» Document source
139. Les premières manifestations intelligentes ont été obtenues par les coups frappés ou la typtologie. Ce moyen primitif, qui se ressentait de l'enfance de l'art, n'offrait que des ressources très bornées, et l'on en était réduit, dans les communications, aux réponses monosyllabiques par oui ou par non, à l'aide d'un nombre convenu de coups. On le perfectionna plus tard ainsi que nous l'avons dit. Les coups frappés s'obtiennent de deux manières par des médiums spéciaux ; il faut généralement pour ce mode d'opérer une certaine aptitude pour les manifestations physiques. La première, que l'on pourrait appeler typtologie par bascule, consiste dans le mouvement de la table qui se lève d'un côté, puis retombe en frappant du pied. Il suffit pour cela que le médium pose les mains sur le bord de la table ; s'il désire s'entretenir avec un Esprit déterminé, il faut en faire l'évocation ; dans le cas contraire, c'est le premier venu qui se présente ou celui qui a l'habitude de venir. Etant convenu, par exemple, d'un coup pour oui, et de deux coups pour non, ceci est indifférent, on adresse à l'Esprit les questions que l'on désire ; nous verrons plus tard celles dont il convient de s'abstenir. L'inconvénient est dans la brièveté des réponses et dans la difficulté de formuler la question de manière à amener un oui ou un non. Supposons qu'on demande à l'Esprit : Que désires-tu ? il ne pourrait répondre que par une phrase ; il faut alors dire : désires-tu telle chose ? Non ; - telle autre ? Oui ; et ainsi de suite.
140. Il est à remarquer qu'à l'emploi de ce moyen, l'Esprit joint souvent une sorte de mimique, c'est-à-dire qu'il exprime l'énergie de l'affirmation ou de la négation par la force des coups. Il exprime aussi la nature des sentiments qui l'animent : la violence, par la brusquerie des mouvements ; la colère et l'impatience en frappant avec force des coups réitérés comme une personne qui frappe du pied avec emportement, quelquefois en jetant la table par terre. S'il est bienveillant et poli, au début et à la fin de la séance, il incline la table en forme de salut ; veut-il s'adresser directement à une personne de la société, il dirige la table vers elle avec douceur ou violence, selon qu'il veut lui témoigner de l'affection ou de l'antipathie. C'est là, à proprement parler, la sématologie ou langage des signes, comme la typtologie est le langage des coups frappés. Voici un remarquable exemple de l'emploi spontané de la sématologie :
Un monsieur de notre connaissance étant un jour dans son salon, où plusieurs personnes s'occupaient de manifestations, reçut à ce moment une lettre de nous. Pendant qu'il la lisait, le guéridon qui servait aux expériences vient tout à coup vers lui. La lecture de la lettre achevée il va la poser sur une table à l'autre extrémité du salon ; le guéridon le suit et se dirige vers la table où était la lettre. Surpris de cette coïncidence, il pense qu'il y a quelque rapport entre ce mouvement et la lettre ; il interroge l'Esprit qui répond être notre Esprit familier. Ce monsieur nous ayant informé de la circonstance, nous priâmes à notre tour cet Esprit de nous dire le motif de la visite qu'il lui avait faite ; il répondit : «Il est naturel que j'aille voir les personnes avec lesquelles tu es en relation, afin de pouvoir, au besoin, te donner ainsi qu'à elles les avis nécessaires.»

» Lignes fournies
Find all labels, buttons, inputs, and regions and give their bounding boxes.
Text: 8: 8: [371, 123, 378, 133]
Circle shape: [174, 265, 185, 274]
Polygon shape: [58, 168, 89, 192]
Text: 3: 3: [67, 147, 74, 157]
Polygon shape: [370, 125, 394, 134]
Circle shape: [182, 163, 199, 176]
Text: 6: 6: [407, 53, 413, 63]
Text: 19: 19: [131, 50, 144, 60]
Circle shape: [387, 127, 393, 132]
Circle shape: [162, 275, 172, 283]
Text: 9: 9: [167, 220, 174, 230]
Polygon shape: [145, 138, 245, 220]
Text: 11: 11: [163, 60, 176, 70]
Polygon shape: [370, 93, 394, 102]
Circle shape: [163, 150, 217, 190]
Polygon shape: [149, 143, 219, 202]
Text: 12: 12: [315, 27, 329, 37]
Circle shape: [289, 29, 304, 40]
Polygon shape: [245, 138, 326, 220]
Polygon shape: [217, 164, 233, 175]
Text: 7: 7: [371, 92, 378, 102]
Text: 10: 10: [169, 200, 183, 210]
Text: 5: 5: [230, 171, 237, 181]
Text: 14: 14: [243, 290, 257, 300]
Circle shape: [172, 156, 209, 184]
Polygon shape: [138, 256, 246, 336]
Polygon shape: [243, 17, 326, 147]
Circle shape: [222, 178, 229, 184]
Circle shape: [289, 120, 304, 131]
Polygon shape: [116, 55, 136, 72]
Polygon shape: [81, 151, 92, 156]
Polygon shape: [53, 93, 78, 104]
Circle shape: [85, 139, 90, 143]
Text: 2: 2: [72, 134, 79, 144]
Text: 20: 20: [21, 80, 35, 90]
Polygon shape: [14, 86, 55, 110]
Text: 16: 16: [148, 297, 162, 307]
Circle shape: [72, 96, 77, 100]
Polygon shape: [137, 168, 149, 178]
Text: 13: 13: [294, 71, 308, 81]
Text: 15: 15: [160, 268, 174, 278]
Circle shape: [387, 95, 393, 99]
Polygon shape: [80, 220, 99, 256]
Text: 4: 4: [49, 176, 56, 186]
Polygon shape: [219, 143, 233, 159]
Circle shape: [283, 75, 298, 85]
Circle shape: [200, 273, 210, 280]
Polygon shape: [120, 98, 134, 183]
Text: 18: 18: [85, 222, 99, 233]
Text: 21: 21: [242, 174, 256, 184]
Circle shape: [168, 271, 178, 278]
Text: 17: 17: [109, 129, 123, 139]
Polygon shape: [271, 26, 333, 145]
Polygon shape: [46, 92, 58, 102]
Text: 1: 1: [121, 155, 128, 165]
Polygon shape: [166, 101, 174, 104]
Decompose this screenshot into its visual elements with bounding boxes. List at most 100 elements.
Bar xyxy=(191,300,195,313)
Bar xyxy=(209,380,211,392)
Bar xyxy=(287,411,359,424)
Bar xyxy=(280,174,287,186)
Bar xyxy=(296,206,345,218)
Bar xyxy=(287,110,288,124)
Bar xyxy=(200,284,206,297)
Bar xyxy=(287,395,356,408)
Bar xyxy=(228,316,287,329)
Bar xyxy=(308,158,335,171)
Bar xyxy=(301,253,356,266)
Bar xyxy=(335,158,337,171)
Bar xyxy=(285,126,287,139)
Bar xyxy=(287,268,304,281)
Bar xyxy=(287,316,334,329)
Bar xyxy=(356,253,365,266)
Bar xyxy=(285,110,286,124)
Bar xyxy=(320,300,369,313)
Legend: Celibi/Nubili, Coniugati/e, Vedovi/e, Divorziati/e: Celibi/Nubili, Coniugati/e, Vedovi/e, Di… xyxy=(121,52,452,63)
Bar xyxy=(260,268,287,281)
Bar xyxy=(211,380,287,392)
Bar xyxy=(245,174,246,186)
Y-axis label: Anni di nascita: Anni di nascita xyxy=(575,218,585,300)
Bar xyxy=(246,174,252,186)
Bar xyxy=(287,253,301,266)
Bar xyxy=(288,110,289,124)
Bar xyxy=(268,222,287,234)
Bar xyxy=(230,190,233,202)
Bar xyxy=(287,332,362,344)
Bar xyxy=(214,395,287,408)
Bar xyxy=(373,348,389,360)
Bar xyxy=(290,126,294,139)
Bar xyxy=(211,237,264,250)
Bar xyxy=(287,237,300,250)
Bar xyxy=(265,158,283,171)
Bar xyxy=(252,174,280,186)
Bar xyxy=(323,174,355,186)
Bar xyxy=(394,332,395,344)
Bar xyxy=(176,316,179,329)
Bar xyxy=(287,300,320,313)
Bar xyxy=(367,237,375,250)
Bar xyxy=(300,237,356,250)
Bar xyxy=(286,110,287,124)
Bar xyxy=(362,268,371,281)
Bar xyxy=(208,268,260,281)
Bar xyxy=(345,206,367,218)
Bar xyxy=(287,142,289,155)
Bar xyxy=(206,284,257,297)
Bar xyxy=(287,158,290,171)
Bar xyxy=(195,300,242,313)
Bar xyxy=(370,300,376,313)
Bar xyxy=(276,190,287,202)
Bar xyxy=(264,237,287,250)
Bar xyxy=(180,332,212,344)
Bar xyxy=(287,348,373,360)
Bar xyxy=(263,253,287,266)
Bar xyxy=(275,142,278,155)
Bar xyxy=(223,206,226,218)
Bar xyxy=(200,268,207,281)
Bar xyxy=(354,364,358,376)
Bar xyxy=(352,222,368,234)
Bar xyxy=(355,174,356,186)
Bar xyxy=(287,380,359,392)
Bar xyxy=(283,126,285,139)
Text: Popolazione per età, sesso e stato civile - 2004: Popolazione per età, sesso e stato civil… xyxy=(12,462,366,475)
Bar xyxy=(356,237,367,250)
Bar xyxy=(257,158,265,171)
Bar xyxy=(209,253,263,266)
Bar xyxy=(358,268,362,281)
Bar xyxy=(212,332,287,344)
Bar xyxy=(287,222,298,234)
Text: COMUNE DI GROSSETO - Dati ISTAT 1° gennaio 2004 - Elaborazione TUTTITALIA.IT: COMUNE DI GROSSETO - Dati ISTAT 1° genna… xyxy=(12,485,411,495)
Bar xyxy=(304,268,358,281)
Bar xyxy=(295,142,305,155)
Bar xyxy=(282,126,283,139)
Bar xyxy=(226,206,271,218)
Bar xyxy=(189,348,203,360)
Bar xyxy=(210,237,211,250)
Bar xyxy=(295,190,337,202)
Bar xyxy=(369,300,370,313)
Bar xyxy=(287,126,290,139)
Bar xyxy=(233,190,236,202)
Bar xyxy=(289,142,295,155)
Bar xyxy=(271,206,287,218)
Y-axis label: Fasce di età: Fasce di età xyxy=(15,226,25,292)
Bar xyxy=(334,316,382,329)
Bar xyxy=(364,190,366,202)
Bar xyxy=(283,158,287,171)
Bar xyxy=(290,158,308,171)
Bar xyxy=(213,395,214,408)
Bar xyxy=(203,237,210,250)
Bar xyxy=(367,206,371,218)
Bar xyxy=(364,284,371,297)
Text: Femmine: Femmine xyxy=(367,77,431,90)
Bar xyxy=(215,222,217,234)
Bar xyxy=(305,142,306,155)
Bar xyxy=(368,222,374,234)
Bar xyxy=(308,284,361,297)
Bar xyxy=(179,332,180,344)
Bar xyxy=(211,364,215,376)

» Série de consignes
1 > D'après le texte sur la typtologie, quel nom est donné au langage des signes ?
2 > Prolongez le texte sur la typtologie à la suite de sa dernière phrase.

» Réponses fournies
1 > La sématologie.

2 >
Il est donc évident que l'Esprit avait voulu appeler l'attention de ce monsieur, et cherchait une occasion de lui faire savoir qu'il était là. Un muet ne s'y serait pas mieux pris.
141. La typtologie ne tarda pas à se perfectionner, et s'enrichit d'un moyen de communication plus complet, celui de la typtologie alphabétique. Il consiste à faire désigner les lettres de l'alphabet au moyen des coups frappés ; on put alors obtenir des mots, des phrases et même des discours entiers. Suivant une méthode, la table frappe autant de coups qu'il en faut pour indiquer chaque lettre, c'est-à-dire un coup pour a, deux pour b, et ainsi de suite ; pendant ce temps, une personne écrit les lettres à mesure qu'elles sont désignées. Quand l'Esprit a fini, il le fait savoir par un signe quelconque de convention.
Ce mode de procéder, comme on le voit, est très long, et demande un temps énorme pour les communications d'une certaine étendue ; cependant il y a des personnes qui ont eu la patience de s'en servir pour obtenir des dictées de plusieurs pages ; mais la pratique fit découvrir des moyens abréviatifs qui permirent d'aller avec une certaine rapidité. Celui qui est le plus en usage consiste à avoir devant soi un alphabet tout écrit ainsi que la série des chiffres marquant les unités. Tandis que le médium est à la table, une autre personne parcourt successivement les lettres de l'alphabet s'il s'agit d'un mot, ou celles des chiffres s'il s'agit d'un nombre ; arrivé sur la lettre nécessaire, la table frappe d'elle-même un coup, et l'on écrit la lettre ; puis on recommence pour la 2°, la 3° et ainsi de suite. Si l'on s'est trompé pour une lettre, l'Esprit avertit par plusieurs coups ou par un mouvement de la table, et l'on recommence. Avec de l'habitude, on va assez vite ; mais on abrège surtout beaucoup en devinant la fin d'un mot commencé et que le sens de la phrase fait connaître ; si l'on est dans l'incertitude, on demande à l'Esprit s'il a voulu mettre tel mot, et il répond par oui ou par non.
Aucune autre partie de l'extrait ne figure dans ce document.